**Supplied data:**
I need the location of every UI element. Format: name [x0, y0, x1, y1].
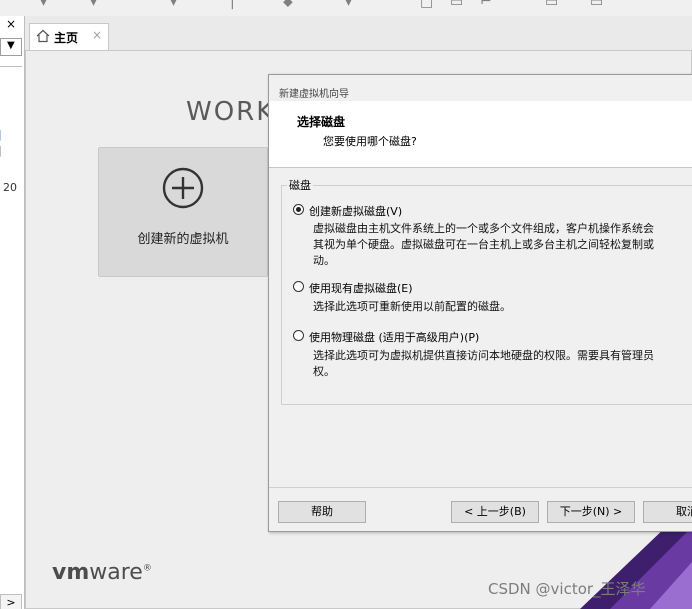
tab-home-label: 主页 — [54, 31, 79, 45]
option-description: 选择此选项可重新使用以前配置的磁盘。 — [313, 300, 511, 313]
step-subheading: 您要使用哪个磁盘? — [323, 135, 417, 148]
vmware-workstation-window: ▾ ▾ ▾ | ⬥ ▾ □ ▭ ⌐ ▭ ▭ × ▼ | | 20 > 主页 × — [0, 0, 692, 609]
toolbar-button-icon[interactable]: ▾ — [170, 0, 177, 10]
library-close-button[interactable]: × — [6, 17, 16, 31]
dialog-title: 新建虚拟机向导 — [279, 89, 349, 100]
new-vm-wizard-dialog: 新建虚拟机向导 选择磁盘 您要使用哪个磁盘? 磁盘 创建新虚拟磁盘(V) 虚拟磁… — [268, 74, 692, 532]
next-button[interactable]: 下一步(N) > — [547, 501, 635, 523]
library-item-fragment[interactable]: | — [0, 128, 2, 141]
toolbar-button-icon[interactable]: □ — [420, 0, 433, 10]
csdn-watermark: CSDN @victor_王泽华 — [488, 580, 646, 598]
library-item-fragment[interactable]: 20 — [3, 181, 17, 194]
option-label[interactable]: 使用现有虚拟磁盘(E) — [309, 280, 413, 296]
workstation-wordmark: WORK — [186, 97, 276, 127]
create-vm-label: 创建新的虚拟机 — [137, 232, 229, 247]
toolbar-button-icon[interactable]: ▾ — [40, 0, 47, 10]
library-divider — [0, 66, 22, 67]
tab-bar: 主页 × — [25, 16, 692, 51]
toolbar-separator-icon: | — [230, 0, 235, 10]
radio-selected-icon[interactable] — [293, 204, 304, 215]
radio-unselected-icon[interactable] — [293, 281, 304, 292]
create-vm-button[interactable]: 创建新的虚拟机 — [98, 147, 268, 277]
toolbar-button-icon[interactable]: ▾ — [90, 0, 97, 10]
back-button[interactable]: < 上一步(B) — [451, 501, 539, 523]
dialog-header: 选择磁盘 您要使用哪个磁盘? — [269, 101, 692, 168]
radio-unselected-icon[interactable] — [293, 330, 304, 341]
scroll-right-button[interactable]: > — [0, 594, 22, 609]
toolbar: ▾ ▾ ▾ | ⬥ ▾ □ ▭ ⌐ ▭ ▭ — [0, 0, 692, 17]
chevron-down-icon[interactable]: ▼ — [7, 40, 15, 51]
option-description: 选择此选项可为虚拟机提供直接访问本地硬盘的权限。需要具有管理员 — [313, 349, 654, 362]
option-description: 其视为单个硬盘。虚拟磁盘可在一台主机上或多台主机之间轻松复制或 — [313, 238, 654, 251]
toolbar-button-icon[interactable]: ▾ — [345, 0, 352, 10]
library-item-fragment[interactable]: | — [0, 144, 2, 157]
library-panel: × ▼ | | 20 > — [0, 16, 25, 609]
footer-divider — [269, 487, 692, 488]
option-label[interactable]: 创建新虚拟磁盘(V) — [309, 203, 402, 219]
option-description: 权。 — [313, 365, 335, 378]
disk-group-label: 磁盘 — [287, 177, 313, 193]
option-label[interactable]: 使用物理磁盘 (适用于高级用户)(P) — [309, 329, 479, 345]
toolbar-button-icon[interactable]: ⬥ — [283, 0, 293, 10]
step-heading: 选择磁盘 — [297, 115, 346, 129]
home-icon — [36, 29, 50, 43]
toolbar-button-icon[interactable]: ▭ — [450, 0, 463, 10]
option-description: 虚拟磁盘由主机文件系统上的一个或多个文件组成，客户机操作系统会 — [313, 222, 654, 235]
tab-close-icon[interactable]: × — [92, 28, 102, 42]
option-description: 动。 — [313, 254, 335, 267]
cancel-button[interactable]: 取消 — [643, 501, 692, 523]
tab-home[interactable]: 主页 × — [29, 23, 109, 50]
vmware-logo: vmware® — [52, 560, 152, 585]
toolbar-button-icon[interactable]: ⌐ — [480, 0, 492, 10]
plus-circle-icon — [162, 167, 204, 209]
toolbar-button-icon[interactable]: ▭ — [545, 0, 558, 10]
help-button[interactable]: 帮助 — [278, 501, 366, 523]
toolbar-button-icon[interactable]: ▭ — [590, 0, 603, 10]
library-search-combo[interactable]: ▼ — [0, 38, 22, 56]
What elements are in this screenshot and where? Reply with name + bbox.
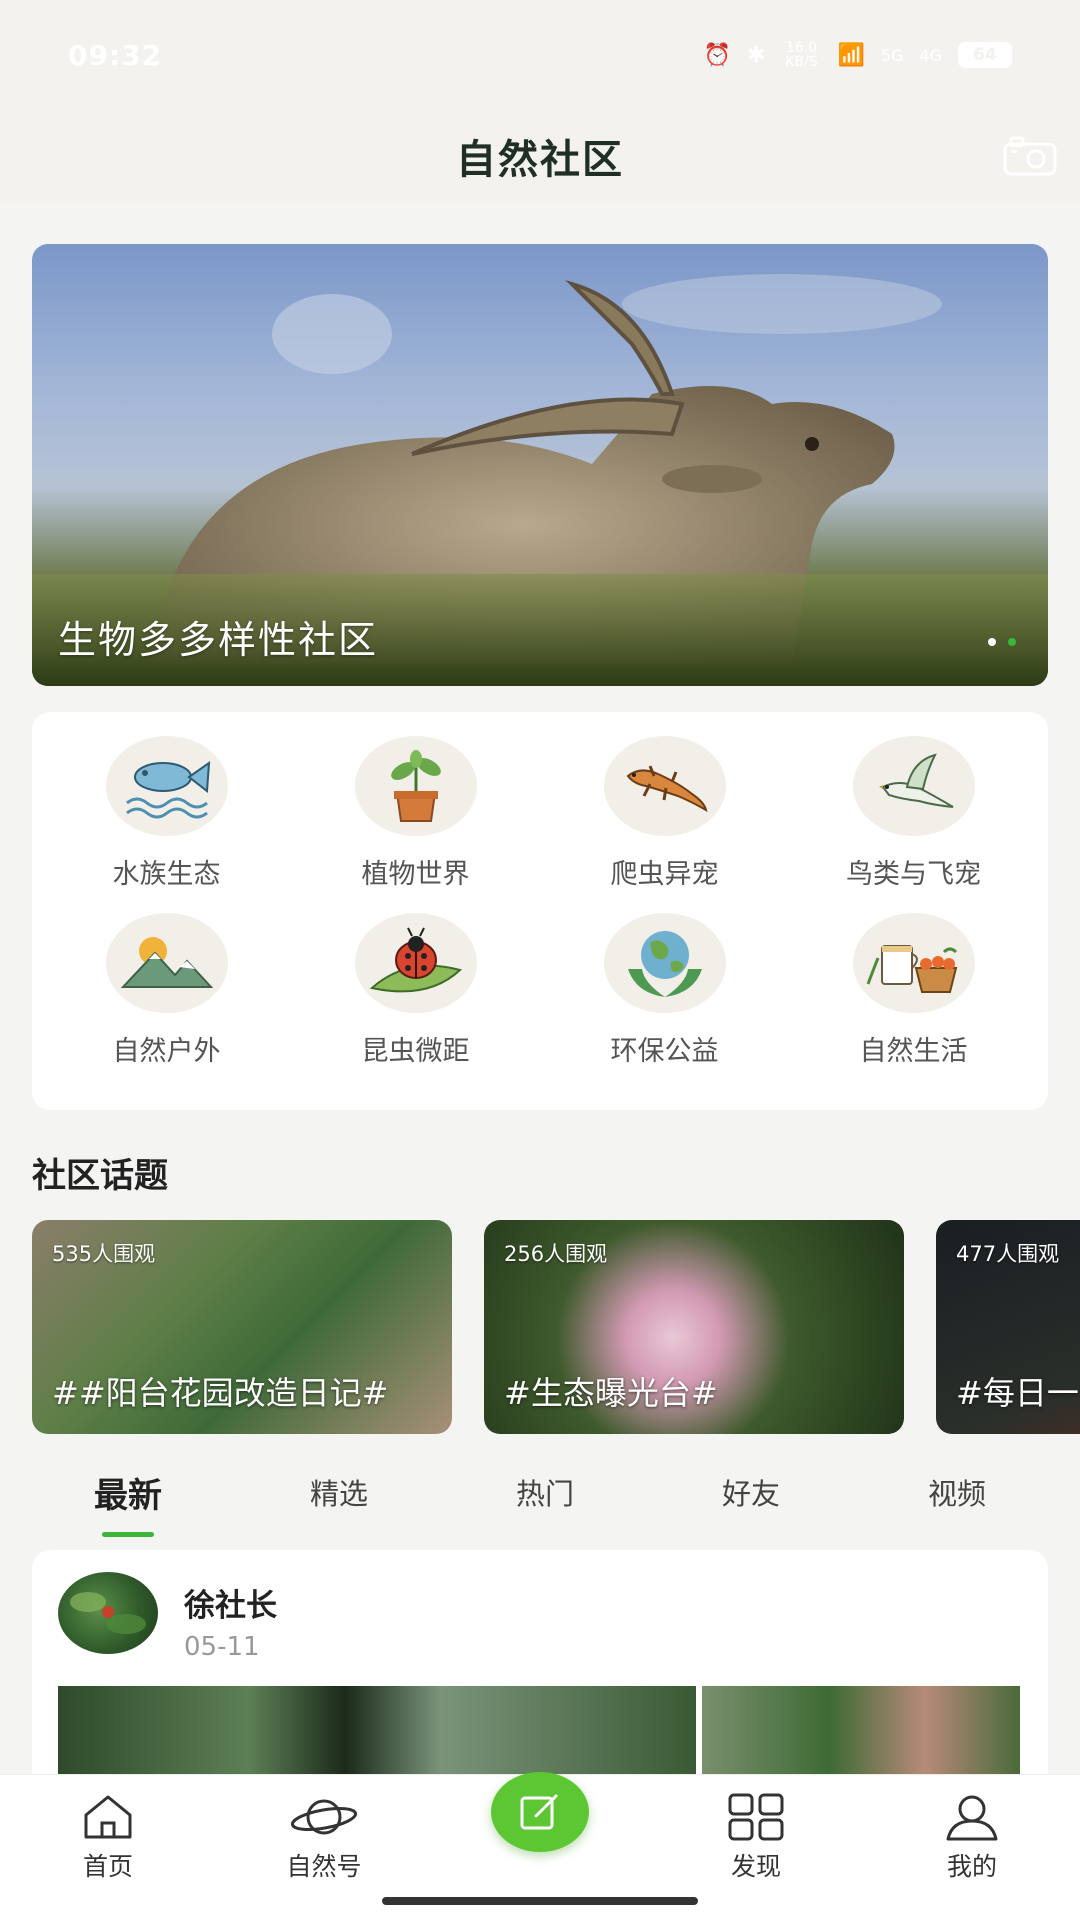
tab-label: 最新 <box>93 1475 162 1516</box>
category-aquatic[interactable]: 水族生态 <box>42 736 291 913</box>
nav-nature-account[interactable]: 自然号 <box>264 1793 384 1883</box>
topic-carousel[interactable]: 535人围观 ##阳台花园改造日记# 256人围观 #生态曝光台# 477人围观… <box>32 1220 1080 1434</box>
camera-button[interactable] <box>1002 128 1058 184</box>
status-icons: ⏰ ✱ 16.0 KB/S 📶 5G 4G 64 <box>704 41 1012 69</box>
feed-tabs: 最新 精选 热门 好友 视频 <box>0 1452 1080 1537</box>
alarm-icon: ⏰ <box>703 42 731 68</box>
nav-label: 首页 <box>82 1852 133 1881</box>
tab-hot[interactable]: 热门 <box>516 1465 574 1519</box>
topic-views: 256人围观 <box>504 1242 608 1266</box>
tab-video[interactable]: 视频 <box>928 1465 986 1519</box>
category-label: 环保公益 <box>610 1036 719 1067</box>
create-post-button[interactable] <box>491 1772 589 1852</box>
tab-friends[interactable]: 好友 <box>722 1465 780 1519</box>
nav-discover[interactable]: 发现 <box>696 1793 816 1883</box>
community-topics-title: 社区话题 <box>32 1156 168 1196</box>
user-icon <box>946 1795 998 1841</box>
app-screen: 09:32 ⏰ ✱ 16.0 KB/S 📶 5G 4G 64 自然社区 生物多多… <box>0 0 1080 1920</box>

**Set exercise:** Return every line of the items above word for word, but leave out the pictures.

**Solution for this task:**
I need the location of every UI element. Format: name [x0, y0, x1, y1].
tab-home-label: 主页 — [54, 31, 79, 45]
option-description: 选择此选项可重新使用以前配置的磁盘。 — [313, 300, 511, 313]
step-subheading: 您要使用哪个磁盘? — [323, 135, 417, 148]
vmware-workstation-window: ▾ ▾ ▾ | ⬥ ▾ □ ▭ ⌐ ▭ ▭ × ▼ | | 20 > 主页 × — [0, 0, 692, 609]
toolbar-button-icon[interactable]: ▾ — [170, 0, 177, 10]
library-close-button[interactable]: × — [6, 17, 16, 31]
dialog-title: 新建虚拟机向导 — [279, 89, 349, 100]
new-vm-wizard-dialog: 新建虚拟机向导 选择磁盘 您要使用哪个磁盘? 磁盘 创建新虚拟磁盘(V) 虚拟磁… — [268, 74, 692, 532]
next-button[interactable]: 下一步(N) > — [547, 501, 635, 523]
library-item-fragment[interactable]: | — [0, 128, 2, 141]
toolbar-button-icon[interactable]: □ — [420, 0, 433, 10]
csdn-watermark: CSDN @victor_王泽华 — [488, 580, 646, 598]
library-item-fragment[interactable]: 20 — [3, 181, 17, 194]
option-label[interactable]: 使用现有虚拟磁盘(E) — [309, 280, 413, 296]
workstation-wordmark: WORK — [186, 97, 276, 127]
create-vm-label: 创建新的虚拟机 — [137, 232, 229, 247]
toolbar-button-icon[interactable]: ▾ — [40, 0, 47, 10]
library-divider — [0, 66, 22, 67]
tab-bar: 主页 × — [25, 16, 692, 51]
toolbar-separator-icon: | — [230, 0, 235, 10]
radio-selected-icon[interactable] — [293, 204, 304, 215]
radio-unselected-icon[interactable] — [293, 281, 304, 292]
create-vm-button[interactable]: 创建新的虚拟机 — [98, 147, 268, 277]
toolbar-button-icon[interactable]: ▾ — [90, 0, 97, 10]
back-button[interactable]: < 上一步(B) — [451, 501, 539, 523]
dialog-header: 选择磁盘 您要使用哪个磁盘? — [269, 101, 692, 168]
radio-unselected-icon[interactable] — [293, 330, 304, 341]
scroll-right-button[interactable]: > — [0, 594, 22, 609]
toolbar: ▾ ▾ ▾ | ⬥ ▾ □ ▭ ⌐ ▭ ▭ — [0, 0, 692, 17]
chevron-down-icon[interactable]: ▼ — [7, 40, 15, 51]
option-description: 选择此选项可为虚拟机提供直接访问本地硬盘的权限。需要具有管理员 — [313, 349, 654, 362]
option-description: 其视为单个硬盘。虚拟磁盘可在一台主机上或多台主机之间轻松复制或 — [313, 238, 654, 251]
toolbar-button-icon[interactable]: ▾ — [345, 0, 352, 10]
library-item-fragment[interactable]: | — [0, 144, 2, 157]
library-panel: × ▼ | | 20 > — [0, 16, 25, 609]
footer-divider — [269, 487, 692, 488]
option-label[interactable]: 创建新虚拟磁盘(V) — [309, 203, 402, 219]
option-description: 权。 — [313, 365, 335, 378]
disk-group-label: 磁盘 — [287, 177, 313, 193]
option-label[interactable]: 使用物理磁盘 (适用于高级用户)(P) — [309, 329, 479, 345]
toolbar-button-icon[interactable]: ⬥ — [283, 0, 293, 10]
step-heading: 选择磁盘 — [297, 115, 346, 129]
home-icon — [36, 29, 50, 43]
toolbar-button-icon[interactable]: ▭ — [450, 0, 463, 10]
option-description: 虚拟磁盘由主机文件系统上的一个或多个文件组成，客户机操作系统会 — [313, 222, 654, 235]
tab-close-icon[interactable]: × — [92, 28, 102, 42]
option-description: 动。 — [313, 254, 335, 267]
cancel-button[interactable]: 取消 — [643, 501, 692, 523]
tab-home[interactable]: 主页 × — [29, 23, 109, 50]
vmware-logo: vmware® — [52, 560, 152, 585]
toolbar-button-icon[interactable]: ⌐ — [480, 0, 492, 10]
plus-circle-icon — [162, 167, 204, 209]
toolbar-button-icon[interactable]: ▭ — [545, 0, 558, 10]
help-button[interactable]: 帮助 — [278, 501, 366, 523]
toolbar-button-icon[interactable]: ▭ — [590, 0, 603, 10]
library-search-combo[interactable]: ▼ — [0, 38, 22, 56]
What elements are in this screenshot and where? Reply with name + bbox.
tab-label: 最新 <box>93 1475 162 1516</box>
category-aquatic[interactable]: 水族生态 <box>42 736 291 913</box>
nav-nature-account[interactable]: 自然号 <box>264 1793 384 1883</box>
topic-carousel[interactable]: 535人围观 ##阳台花园改造日记# 256人围观 #生态曝光台# 477人围观… <box>32 1220 1080 1434</box>
camera-button[interactable] <box>1002 128 1058 184</box>
status-icons: ⏰ ✱ 16.0 KB/S 📶 5G 4G 64 <box>704 41 1012 69</box>
feed-tabs: 最新 精选 热门 好友 视频 <box>0 1452 1080 1537</box>
alarm-icon: ⏰ <box>703 42 731 68</box>
nav-label: 首页 <box>82 1852 133 1881</box>
tab-hot[interactable]: 热门 <box>516 1465 574 1519</box>
topic-views: 256人围观 <box>504 1242 608 1266</box>
tab-video[interactable]: 视频 <box>928 1465 986 1519</box>
category-label: 环保公益 <box>610 1036 719 1067</box>
create-post-button[interactable] <box>491 1772 589 1852</box>
tab-friends[interactable]: 好友 <box>722 1465 780 1519</box>
nav-discover[interactable]: 发现 <box>696 1793 816 1883</box>
community-topics-title: 社区话题 <box>32 1156 168 1196</box>
user-icon <box>946 1795 998 1841</box>
app-screen: 09:32 ⏰ ✱ 16.0 KB/S 📶 5G 4G 64 自然社区 生物多多… <box>0 0 1080 1920</box>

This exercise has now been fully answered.